Given task:
The exercise asks for every line of the data to be reproduced exactly.

Input data:
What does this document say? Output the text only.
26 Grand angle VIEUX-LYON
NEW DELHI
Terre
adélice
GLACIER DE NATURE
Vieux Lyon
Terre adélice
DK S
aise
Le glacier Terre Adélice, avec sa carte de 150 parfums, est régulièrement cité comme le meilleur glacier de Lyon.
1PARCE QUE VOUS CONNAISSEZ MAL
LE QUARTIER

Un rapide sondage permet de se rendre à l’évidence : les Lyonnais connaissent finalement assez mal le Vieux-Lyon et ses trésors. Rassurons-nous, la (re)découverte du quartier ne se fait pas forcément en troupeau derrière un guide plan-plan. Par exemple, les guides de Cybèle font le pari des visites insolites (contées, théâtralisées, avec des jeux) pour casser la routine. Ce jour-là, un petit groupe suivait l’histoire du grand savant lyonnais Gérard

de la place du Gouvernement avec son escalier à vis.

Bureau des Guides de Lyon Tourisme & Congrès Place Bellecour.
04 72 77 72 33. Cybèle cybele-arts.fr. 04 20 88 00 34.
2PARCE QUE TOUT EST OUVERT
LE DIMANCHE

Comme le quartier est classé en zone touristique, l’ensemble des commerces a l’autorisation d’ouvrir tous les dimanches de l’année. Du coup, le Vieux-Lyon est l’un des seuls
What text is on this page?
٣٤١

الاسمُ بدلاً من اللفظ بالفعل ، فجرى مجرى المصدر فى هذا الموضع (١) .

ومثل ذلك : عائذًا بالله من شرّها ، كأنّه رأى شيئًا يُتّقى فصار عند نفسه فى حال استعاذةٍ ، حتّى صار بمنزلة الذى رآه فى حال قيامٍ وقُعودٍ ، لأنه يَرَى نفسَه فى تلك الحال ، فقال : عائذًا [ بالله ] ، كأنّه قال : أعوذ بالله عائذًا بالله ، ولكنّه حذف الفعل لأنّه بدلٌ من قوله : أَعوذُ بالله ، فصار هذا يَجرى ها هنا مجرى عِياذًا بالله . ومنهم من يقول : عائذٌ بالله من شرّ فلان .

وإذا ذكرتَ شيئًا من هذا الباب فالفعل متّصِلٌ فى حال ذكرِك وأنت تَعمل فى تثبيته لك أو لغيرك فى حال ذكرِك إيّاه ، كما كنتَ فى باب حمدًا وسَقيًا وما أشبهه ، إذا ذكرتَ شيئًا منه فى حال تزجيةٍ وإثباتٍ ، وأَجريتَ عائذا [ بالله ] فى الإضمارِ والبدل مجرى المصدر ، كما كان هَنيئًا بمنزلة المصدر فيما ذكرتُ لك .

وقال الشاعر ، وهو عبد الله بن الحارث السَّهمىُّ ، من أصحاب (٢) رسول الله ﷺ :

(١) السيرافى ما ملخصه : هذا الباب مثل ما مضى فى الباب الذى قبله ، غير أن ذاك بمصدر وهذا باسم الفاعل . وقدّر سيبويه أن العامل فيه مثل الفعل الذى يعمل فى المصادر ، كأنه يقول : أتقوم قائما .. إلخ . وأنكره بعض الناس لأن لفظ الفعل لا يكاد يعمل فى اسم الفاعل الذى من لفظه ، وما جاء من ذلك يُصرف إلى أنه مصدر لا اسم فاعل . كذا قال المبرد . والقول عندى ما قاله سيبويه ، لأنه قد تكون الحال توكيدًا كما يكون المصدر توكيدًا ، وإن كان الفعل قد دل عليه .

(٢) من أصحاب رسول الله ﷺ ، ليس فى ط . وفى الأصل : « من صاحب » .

Correct result:
What does this document say? Output the text only.
26 Grand angle VIEUX-LYON
NEW DELHI
Terre
adélice
GLACIER DE NATURE
Vieux Lyon
Terre adélice
DK S
aise
Le glacier Terre Adélice, avec sa carte de 150 parfums, est régulièrement cité comme le meilleur glacier de Lyon.
1PARCE QUE VOUS CONNAISSEZ MAL
LE QUARTIER

Un rapide sondage permet de se rendre à l’évidence : les Lyonnais connaissent finalement assez mal le Vieux-Lyon et ses trésors. Rassurons-nous, la (re)découverte du quartier ne se fait pas forcément en troupeau derrière un guide plan-plan. Par exemple, les guides de Cybèle font le pari des visites insolites (contées, théâtralisées, avec des jeux) pour casser la routine. Ce jour-là, un petit groupe suivait l’histoire du grand savant lyonnais Gérard

de la place du Gouvernement avec son escalier à vis.

Bureau des Guides de Lyon Tourisme & Congrès Place Bellecour.
04 72 77 72 33. Cybèle cybele-arts.fr. 04 20 88 00 34.
2PARCE QUE TOUT EST OUVERT
LE DIMANCHE

Comme le quartier est classé en zone touristique, l’ensemble des commerces a l’autorisation d’ouvrir tous les dimanches de l’année. Du coup, le Vieux-Lyon est l’un des seuls
What text is on this page?
٣٤١

الاسمُ بدلاً من اللفظ بالفعل ، فجرى مجرى المصدر فى هذا الموضع (١) .

ومثل ذلك : عائذًا بالله من شرّها ، كأنّه رأى شيئًا يُتّقى فصار عند نفسه فى حال استعاذةٍ ، حتّى صار بمنزلة الذى رآه فى حال قيامٍ وقُعودٍ ، لأنه يَرَى نفسَه فى تلك الحال ، فقال : عائذًا [ بالله ] ، كأنّه قال : أعوذ بالله عائذًا بالله ، ولكنّه حذف الفعل لأنّه بدلٌ من قوله : أَعوذُ بالله ، فصار هذا يَجرى ها هنا مجرى عِياذًا بالله . ومنهم من يقول : عائذٌ بالله من شرّ فلان .

وإذا ذكرتَ شيئًا من هذا الباب فالفعل متّصِلٌ فى حال ذكرِك وأنت تَعمل فى تثبيته لك أو لغيرك فى حال ذكرِك إيّاه ، كما كنتَ فى باب حمدًا وسَقيًا وما أشبهه ، إذا ذكرتَ شيئًا منه فى حال تزجيةٍ وإثباتٍ ، وأَجريتَ عائذا [ بالله ] فى الإضمارِ والبدل مجرى المصدر ، كما كان هَنيئًا بمنزلة المصدر فيما ذكرتُ لك .

وقال الشاعر ، وهو عبد الله بن الحارث السَّهمىُّ ، من أصحاب (٢) رسول الله ﷺ :

(١) السيرافى ما ملخصه : هذا الباب مثل ما مضى فى الباب الذى قبله ، غير أن ذاك بمصدر وهذا باسم الفاعل . وقدّر سيبويه أن العامل فيه مثل الفعل الذى يعمل فى المصادر ، كأنه يقول : أتقوم قائما .. إلخ . وأنكره بعض الناس لأن لفظ الفعل لا يكاد يعمل فى اسم الفاعل الذى من لفظه ، وما جاء من ذلك يُصرف إلى أنه مصدر لا اسم فاعل . كذا قال المبرد . والقول عندى ما قاله سيبويه ، لأنه قد تكون الحال توكيدًا كما يكون المصدر توكيدًا ، وإن كان الفعل قد دل عليه .

(٢) من أصحاب رسول الله ﷺ ، ليس فى ط . وفى الأصل : « من صاحب » .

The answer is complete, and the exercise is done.